— start INPUT RECORDS —
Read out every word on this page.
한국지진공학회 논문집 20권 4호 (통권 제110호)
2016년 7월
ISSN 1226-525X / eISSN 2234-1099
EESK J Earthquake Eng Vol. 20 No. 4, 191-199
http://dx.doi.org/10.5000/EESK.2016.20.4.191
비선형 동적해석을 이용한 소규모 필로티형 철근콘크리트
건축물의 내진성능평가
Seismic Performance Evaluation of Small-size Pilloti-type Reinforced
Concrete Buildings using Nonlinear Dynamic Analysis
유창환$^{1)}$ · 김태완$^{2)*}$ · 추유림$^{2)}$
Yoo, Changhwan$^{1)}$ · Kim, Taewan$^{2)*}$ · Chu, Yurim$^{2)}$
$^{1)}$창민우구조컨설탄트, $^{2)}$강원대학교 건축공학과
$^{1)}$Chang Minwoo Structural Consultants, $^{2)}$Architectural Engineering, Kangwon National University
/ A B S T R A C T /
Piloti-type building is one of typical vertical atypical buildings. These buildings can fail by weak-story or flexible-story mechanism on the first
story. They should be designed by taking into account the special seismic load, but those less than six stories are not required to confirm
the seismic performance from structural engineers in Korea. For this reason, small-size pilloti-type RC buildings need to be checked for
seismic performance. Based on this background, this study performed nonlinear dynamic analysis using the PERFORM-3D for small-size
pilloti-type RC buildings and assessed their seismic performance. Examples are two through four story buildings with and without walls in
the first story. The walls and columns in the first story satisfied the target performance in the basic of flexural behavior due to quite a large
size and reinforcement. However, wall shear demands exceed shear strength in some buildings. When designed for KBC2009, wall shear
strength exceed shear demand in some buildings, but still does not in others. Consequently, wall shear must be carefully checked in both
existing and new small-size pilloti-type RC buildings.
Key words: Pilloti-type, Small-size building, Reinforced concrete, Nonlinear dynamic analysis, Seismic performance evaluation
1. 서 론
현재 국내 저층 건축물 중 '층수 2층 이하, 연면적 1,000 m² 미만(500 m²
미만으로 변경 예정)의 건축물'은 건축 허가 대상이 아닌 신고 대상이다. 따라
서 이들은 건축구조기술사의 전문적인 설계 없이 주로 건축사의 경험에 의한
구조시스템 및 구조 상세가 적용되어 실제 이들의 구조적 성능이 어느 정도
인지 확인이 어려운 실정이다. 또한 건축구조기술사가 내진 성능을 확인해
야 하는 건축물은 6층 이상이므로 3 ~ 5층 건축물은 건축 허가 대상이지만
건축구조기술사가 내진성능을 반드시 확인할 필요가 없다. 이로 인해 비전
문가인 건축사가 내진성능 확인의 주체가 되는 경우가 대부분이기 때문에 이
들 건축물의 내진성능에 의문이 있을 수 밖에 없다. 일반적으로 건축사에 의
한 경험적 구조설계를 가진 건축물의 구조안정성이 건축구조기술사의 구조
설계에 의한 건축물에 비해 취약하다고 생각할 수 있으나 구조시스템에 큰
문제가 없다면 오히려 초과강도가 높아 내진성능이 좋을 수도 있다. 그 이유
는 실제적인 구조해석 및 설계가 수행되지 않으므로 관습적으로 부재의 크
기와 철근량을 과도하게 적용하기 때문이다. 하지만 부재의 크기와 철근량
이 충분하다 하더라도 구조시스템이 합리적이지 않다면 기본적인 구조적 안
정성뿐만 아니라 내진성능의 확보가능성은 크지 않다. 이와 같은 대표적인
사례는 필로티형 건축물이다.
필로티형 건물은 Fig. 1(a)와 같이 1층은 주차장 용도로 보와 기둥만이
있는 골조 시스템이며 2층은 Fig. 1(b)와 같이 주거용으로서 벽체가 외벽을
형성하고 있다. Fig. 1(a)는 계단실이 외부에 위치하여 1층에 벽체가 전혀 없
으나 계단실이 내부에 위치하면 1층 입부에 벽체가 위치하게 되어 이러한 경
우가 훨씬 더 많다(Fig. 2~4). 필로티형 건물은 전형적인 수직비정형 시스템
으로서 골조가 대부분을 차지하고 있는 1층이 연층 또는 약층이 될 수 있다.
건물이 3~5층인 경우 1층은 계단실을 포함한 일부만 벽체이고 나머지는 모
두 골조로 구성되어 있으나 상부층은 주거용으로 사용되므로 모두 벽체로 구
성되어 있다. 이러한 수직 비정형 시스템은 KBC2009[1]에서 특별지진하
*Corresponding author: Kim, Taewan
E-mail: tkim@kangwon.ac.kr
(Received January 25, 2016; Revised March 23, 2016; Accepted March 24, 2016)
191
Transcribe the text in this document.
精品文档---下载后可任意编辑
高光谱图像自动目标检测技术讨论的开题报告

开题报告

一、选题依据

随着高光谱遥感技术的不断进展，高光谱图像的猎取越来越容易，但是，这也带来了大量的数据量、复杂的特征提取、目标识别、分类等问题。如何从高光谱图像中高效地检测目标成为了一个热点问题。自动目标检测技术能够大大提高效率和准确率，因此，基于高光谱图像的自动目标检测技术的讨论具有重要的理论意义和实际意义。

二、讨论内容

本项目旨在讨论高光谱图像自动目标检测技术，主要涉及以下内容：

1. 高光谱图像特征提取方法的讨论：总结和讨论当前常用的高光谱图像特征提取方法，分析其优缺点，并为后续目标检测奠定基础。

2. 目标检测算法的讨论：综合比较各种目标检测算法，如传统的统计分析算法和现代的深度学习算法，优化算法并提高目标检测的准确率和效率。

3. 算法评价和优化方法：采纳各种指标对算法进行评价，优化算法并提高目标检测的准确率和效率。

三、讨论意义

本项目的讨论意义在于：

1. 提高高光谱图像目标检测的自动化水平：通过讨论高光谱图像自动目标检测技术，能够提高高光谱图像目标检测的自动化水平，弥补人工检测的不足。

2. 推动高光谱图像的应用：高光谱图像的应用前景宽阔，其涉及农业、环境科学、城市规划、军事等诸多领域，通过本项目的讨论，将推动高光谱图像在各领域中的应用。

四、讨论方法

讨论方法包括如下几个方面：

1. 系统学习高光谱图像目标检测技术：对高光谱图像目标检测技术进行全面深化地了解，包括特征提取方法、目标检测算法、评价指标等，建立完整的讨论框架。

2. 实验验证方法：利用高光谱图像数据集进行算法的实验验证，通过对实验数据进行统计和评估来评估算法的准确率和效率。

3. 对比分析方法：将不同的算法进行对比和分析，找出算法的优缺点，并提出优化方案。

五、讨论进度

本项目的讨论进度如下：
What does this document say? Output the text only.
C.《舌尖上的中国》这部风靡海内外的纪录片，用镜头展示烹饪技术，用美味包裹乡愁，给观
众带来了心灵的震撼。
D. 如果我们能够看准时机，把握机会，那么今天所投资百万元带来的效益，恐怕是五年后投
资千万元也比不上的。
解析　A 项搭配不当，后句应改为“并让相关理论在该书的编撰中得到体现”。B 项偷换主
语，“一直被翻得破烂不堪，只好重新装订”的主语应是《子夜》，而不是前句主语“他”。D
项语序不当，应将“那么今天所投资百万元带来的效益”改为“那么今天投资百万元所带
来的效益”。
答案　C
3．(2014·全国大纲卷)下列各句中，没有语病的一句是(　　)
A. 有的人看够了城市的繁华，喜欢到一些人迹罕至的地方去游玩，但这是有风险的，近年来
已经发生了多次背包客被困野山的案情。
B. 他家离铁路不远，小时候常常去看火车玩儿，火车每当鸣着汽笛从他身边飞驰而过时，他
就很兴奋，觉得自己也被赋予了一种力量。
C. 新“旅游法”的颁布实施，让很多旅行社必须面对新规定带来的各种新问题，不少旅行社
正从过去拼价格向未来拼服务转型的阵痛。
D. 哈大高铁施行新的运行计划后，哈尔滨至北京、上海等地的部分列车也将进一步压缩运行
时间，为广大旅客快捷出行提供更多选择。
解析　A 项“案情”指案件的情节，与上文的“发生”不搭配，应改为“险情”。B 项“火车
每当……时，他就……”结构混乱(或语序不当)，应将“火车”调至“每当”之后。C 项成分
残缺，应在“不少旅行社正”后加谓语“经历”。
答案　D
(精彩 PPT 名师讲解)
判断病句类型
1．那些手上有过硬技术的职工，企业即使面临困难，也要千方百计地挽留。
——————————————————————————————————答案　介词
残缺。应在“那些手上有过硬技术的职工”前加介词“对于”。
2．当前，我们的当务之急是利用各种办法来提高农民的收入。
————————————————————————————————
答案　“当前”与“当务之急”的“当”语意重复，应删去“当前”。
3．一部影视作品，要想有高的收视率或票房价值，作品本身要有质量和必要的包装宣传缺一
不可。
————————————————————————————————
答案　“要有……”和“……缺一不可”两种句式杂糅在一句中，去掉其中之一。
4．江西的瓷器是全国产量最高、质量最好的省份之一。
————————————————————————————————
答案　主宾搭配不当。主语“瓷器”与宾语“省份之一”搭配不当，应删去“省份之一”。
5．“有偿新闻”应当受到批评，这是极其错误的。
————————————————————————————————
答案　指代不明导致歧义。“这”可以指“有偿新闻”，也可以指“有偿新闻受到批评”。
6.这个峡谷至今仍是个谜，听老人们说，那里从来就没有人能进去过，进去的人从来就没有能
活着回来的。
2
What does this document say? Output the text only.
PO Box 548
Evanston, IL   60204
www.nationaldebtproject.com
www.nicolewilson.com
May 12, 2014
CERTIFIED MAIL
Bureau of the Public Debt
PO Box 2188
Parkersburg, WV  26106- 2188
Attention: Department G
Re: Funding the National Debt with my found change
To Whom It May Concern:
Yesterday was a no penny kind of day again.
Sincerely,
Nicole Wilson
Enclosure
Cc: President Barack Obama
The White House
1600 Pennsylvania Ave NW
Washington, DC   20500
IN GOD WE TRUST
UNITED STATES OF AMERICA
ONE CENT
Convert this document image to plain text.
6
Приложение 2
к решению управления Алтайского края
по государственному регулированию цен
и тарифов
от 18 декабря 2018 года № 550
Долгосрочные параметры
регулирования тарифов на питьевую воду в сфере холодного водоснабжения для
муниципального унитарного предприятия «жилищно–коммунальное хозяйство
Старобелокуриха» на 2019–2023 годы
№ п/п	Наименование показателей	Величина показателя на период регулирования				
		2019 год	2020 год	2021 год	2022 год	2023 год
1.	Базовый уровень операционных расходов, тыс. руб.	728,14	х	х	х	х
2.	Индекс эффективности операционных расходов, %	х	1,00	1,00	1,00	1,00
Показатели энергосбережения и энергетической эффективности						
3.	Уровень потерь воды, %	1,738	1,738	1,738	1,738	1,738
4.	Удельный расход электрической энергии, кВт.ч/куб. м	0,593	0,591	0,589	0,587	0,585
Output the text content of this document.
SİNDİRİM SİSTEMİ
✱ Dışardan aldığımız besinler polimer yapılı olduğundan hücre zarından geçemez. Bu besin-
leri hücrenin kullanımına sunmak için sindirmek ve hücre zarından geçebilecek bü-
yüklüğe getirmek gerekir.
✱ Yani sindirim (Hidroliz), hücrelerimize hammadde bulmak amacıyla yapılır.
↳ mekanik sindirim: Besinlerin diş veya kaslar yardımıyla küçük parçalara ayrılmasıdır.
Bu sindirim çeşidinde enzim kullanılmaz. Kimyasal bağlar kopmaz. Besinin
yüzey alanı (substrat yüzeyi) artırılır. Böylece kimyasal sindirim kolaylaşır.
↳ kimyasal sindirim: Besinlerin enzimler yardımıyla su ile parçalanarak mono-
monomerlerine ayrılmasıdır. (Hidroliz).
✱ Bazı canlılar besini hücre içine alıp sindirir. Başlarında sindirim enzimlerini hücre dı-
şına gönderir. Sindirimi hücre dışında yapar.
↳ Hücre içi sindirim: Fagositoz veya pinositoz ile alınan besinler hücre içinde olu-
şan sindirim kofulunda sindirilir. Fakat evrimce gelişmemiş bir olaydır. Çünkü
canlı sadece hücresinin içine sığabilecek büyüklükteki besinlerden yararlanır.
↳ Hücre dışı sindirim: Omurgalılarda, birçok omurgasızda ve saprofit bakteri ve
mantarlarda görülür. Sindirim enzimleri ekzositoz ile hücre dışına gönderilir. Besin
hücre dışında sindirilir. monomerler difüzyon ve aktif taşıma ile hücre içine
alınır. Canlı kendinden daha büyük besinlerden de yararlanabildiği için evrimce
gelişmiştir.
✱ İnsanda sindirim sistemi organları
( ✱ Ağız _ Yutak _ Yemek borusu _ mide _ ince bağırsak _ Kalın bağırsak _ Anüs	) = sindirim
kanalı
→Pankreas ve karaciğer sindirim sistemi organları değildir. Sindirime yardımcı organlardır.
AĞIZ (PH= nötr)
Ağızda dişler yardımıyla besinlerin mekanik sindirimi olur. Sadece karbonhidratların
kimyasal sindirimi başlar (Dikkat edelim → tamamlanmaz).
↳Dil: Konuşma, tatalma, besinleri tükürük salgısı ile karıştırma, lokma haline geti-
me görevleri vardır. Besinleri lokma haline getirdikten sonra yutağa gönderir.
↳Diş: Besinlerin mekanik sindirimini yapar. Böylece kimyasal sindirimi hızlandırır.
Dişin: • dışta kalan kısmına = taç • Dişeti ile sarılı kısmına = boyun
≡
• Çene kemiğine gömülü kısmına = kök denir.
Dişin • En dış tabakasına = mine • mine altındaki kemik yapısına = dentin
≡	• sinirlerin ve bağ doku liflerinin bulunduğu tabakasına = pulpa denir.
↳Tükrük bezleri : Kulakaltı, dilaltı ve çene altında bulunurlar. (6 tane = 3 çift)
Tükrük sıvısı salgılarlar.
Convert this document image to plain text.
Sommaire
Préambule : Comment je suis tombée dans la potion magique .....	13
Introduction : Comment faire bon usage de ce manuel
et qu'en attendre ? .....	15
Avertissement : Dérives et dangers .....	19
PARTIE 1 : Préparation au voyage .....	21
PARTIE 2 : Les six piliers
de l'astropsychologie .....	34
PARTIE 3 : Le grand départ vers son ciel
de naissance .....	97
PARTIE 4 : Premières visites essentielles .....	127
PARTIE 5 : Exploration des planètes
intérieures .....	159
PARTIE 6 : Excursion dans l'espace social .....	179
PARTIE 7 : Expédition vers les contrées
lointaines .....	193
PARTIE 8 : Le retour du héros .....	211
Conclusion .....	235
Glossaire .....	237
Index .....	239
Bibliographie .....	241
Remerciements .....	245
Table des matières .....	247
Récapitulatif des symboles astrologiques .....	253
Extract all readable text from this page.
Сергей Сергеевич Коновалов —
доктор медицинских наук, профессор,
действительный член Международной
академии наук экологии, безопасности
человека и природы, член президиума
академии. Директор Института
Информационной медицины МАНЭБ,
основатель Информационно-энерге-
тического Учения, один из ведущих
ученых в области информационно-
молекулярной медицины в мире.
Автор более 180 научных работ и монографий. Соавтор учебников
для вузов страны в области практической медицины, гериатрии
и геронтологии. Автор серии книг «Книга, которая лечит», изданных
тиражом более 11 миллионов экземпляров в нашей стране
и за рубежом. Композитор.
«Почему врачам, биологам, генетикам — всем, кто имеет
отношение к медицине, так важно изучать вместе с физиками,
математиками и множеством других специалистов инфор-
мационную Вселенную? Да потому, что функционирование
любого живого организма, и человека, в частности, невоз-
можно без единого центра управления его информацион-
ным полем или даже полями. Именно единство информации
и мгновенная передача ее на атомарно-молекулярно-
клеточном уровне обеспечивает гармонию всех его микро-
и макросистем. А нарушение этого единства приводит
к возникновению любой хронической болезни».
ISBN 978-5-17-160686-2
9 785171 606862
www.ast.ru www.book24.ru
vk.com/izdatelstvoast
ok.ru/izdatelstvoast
— end INPUT RECORDS —
== EXERCISE PROMPT ==
Work out how many lines in the entries hold the string "那么今天所投资百万元带来的效益". Your answer should consist solely of that number.

== COMPLETE ANSWER ==
2